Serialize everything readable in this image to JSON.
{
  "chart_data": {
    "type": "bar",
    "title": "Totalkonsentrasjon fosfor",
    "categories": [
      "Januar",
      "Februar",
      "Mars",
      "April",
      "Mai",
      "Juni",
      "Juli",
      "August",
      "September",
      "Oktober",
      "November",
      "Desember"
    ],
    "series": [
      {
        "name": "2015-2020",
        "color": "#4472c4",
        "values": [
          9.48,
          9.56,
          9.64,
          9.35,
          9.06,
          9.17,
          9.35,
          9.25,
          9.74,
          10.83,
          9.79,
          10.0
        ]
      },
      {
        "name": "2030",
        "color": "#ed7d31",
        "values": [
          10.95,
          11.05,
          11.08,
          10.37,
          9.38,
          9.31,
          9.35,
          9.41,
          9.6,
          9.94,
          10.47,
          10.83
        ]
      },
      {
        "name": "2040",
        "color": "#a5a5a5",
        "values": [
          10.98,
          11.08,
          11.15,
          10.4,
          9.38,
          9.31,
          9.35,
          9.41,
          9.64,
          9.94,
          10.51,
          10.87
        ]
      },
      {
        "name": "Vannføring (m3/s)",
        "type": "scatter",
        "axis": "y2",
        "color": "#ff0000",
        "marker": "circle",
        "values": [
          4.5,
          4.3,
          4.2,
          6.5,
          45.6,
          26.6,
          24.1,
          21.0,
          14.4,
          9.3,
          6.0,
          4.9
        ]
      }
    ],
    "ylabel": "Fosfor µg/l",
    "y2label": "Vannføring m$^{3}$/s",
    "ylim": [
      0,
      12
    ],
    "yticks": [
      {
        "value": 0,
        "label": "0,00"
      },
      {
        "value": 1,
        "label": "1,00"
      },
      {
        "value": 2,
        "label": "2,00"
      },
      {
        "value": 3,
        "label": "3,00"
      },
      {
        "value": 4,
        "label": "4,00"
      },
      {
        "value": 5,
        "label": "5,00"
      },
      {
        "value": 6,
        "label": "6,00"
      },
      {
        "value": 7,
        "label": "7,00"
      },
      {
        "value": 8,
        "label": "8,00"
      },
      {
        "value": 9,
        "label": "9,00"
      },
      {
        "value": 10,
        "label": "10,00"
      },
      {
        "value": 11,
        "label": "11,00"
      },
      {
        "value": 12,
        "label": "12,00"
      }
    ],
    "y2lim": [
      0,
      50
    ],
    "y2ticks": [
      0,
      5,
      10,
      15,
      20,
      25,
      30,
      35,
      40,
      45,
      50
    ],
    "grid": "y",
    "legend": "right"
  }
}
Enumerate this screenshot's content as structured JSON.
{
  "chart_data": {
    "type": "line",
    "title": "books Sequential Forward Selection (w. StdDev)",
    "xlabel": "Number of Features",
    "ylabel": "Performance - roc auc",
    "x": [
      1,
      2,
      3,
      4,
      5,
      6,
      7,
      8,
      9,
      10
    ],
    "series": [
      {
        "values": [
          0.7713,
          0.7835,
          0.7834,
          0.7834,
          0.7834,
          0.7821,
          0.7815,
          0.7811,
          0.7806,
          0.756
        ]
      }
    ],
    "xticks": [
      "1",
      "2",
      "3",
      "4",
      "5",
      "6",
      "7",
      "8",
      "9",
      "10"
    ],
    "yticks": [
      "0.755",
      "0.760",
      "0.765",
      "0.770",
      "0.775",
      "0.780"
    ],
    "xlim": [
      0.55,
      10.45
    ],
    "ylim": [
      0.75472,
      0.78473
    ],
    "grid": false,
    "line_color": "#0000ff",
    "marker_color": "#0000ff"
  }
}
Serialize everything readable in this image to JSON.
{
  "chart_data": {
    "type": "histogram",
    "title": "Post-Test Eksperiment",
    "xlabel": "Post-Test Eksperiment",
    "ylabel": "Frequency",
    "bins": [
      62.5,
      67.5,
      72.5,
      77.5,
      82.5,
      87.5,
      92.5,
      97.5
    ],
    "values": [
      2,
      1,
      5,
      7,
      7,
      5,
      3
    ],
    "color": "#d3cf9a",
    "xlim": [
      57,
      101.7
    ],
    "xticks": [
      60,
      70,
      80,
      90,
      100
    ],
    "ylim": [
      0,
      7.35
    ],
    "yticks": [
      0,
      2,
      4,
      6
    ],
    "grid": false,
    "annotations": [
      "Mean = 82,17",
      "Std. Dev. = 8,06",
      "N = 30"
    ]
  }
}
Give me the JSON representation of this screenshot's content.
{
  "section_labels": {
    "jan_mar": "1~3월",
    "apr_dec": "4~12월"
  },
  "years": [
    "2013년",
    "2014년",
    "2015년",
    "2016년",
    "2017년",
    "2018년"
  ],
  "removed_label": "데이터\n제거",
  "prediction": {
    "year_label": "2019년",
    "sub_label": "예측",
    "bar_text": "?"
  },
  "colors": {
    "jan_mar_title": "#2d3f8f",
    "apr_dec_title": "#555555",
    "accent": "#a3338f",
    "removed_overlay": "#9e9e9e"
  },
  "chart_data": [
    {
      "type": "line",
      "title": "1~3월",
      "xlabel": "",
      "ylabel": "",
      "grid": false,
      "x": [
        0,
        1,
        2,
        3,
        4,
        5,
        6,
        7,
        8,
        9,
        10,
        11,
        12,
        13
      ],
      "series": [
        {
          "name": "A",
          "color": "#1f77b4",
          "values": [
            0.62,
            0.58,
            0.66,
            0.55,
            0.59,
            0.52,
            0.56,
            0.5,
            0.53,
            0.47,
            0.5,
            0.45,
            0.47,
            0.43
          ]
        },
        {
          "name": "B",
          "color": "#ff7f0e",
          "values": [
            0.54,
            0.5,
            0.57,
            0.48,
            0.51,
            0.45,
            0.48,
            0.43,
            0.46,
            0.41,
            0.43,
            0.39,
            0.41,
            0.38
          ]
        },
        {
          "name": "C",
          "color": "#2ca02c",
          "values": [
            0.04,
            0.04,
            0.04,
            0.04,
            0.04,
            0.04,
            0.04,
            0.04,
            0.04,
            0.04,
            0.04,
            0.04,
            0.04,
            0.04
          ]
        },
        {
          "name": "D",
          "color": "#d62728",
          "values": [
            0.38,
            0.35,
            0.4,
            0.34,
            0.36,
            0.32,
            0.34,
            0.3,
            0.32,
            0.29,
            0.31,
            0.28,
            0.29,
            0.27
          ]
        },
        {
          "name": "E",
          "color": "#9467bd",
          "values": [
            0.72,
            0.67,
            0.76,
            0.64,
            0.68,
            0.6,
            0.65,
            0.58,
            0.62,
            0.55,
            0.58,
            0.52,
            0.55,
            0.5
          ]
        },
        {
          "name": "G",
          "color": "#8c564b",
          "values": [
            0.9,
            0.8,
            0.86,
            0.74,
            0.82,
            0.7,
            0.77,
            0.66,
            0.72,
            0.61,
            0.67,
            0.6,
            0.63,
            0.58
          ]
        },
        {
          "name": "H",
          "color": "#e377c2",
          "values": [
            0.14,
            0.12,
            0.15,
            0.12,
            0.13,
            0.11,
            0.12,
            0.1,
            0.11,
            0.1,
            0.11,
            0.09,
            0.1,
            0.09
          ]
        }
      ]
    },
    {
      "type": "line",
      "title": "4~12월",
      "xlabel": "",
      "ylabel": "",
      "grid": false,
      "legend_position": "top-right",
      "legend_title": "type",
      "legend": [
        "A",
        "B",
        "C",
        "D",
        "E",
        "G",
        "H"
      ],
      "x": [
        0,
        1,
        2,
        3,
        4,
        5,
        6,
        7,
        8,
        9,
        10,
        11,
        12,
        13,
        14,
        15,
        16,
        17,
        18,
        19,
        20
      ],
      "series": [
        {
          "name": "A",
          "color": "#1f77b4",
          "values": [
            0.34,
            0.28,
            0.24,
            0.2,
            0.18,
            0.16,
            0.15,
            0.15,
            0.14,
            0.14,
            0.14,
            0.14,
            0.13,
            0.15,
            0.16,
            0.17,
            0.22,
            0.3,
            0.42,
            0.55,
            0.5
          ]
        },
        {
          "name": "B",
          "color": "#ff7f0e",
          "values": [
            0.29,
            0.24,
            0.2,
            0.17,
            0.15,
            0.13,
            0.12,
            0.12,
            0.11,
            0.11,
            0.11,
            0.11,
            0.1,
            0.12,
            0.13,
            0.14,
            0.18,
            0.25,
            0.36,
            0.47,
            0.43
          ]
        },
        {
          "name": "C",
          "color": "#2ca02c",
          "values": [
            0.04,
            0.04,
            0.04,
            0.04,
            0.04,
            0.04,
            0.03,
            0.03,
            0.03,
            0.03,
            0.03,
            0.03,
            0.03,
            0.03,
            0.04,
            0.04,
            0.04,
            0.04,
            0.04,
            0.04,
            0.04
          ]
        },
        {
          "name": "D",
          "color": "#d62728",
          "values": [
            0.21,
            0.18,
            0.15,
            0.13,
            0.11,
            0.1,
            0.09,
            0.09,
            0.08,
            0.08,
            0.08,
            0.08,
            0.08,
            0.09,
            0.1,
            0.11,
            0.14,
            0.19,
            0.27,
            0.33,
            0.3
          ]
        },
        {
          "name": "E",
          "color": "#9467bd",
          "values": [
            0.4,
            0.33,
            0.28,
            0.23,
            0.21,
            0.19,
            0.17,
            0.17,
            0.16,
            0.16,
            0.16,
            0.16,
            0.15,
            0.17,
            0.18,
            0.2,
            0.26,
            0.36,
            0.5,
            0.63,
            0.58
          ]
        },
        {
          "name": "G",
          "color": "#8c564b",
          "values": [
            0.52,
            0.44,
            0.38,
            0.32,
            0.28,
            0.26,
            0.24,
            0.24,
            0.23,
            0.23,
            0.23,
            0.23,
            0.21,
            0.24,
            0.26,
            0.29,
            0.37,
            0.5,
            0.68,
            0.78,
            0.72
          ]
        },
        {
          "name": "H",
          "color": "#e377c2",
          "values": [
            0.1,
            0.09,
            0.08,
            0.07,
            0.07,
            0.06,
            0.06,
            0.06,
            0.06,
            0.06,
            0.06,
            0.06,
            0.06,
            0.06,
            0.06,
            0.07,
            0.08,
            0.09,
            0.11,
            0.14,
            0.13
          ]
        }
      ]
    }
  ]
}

Task statement
Count up every line above that has the word "Test" in it; answer with the number alone.

Reply to the task
2